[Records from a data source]
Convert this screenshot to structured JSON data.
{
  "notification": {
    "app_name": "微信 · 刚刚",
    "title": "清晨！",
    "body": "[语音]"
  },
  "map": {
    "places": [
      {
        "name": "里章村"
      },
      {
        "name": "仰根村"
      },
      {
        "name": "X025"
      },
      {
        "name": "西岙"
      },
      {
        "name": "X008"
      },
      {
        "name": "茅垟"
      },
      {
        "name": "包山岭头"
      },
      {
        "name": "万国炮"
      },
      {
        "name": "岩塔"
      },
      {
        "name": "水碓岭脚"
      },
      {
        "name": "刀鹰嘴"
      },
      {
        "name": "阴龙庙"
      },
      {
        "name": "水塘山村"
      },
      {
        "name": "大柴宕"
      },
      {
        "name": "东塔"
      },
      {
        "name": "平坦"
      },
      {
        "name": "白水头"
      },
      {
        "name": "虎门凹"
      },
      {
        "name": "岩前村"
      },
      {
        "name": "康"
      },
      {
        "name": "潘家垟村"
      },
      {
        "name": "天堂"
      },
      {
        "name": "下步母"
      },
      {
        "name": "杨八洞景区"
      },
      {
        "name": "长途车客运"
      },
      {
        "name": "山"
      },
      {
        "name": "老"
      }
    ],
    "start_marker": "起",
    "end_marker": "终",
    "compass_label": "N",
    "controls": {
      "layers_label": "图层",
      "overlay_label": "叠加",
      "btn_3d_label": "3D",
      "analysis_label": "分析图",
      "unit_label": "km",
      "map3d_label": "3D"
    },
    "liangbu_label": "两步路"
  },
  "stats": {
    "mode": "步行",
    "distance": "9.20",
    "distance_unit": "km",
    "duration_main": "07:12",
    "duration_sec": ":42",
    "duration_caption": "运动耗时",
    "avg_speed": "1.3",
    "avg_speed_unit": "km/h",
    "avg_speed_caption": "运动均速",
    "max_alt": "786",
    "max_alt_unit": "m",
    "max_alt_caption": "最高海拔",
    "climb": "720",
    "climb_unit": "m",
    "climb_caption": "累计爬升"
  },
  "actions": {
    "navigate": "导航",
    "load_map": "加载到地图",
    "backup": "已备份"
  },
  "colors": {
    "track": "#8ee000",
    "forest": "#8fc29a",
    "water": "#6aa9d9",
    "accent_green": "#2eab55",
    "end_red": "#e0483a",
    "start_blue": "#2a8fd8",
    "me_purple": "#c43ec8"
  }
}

_WHAT NEEDS TO BE DONE:_
Repeat the data exactly. Leave nothing out.

_THE RESULT:_
Convert this screenshot to structured JSON data.
{
  "notification": {
    "app_name": "微信 · 刚刚",
    "title": "清晨！",
    "body": "[语音]"
  },
  "map": {
    "places": [
      {
        "name": "里章村"
      },
      {
        "name": "仰根村"
      },
      {
        "name": "X025"
      },
      {
        "name": "西岙"
      },
      {
        "name": "X008"
      },
      {
        "name": "茅垟"
      },
      {
        "name": "包山岭头"
      },
      {
        "name": "万国炮"
      },
      {
        "name": "岩塔"
      },
      {
        "name": "水碓岭脚"
      },
      {
        "name": "刀鹰嘴"
      },
      {
        "name": "阴龙庙"
      },
      {
        "name": "水塘山村"
      },
      {
        "name": "大柴宕"
      },
      {
        "name": "东塔"
      },
      {
        "name": "平坦"
      },
      {
        "name": "白水头"
      },
      {
        "name": "虎门凹"
      },
      {
        "name": "岩前村"
      },
      {
        "name": "康"
      },
      {
        "name": "潘家垟村"
      },
      {
        "name": "天堂"
      },
      {
        "name": "下步母"
      },
      {
        "name": "杨八洞景区"
      },
      {
        "name": "长途车客运"
      },
      {
        "name": "山"
      },
      {
        "name": "老"
      }
    ],
    "start_marker": "起",
    "end_marker": "终",
    "compass_label": "N",
    "controls": {
      "layers_label": "图层",
      "overlay_label": "叠加",
      "btn_3d_label": "3D",
      "analysis_label": "分析图",
      "unit_label": "km",
      "map3d_label": "3D"
    },
    "liangbu_label": "两步路"
  },
  "stats": {
    "mode": "步行",
    "distance": "9.20",
    "distance_unit": "km",
    "duration_main": "07:12",
    "duration_sec": ":42",
    "duration_caption": "运动耗时",
    "avg_speed": "1.3",
    "avg_speed_unit": "km/h",
    "avg_speed_caption": "运动均速",
    "max_alt": "786",
    "max_alt_unit": "m",
    "max_alt_caption": "最高海拔",
    "climb": "720",
    "climb_unit": "m",
    "climb_caption": "累计爬升"
  },
  "actions": {
    "navigate": "导航",
    "load_map": "加载到地图",
    "backup": "已备份"
  },
  "colors": {
    "track": "#8ee000",
    "forest": "#8fc29a",
    "water": "#6aa9d9",
    "accent_green": "#2eab55",
    "end_red": "#e0483a",
    "start_blue": "#2a8fd8",
    "me_purple": "#c43ec8"
  }
}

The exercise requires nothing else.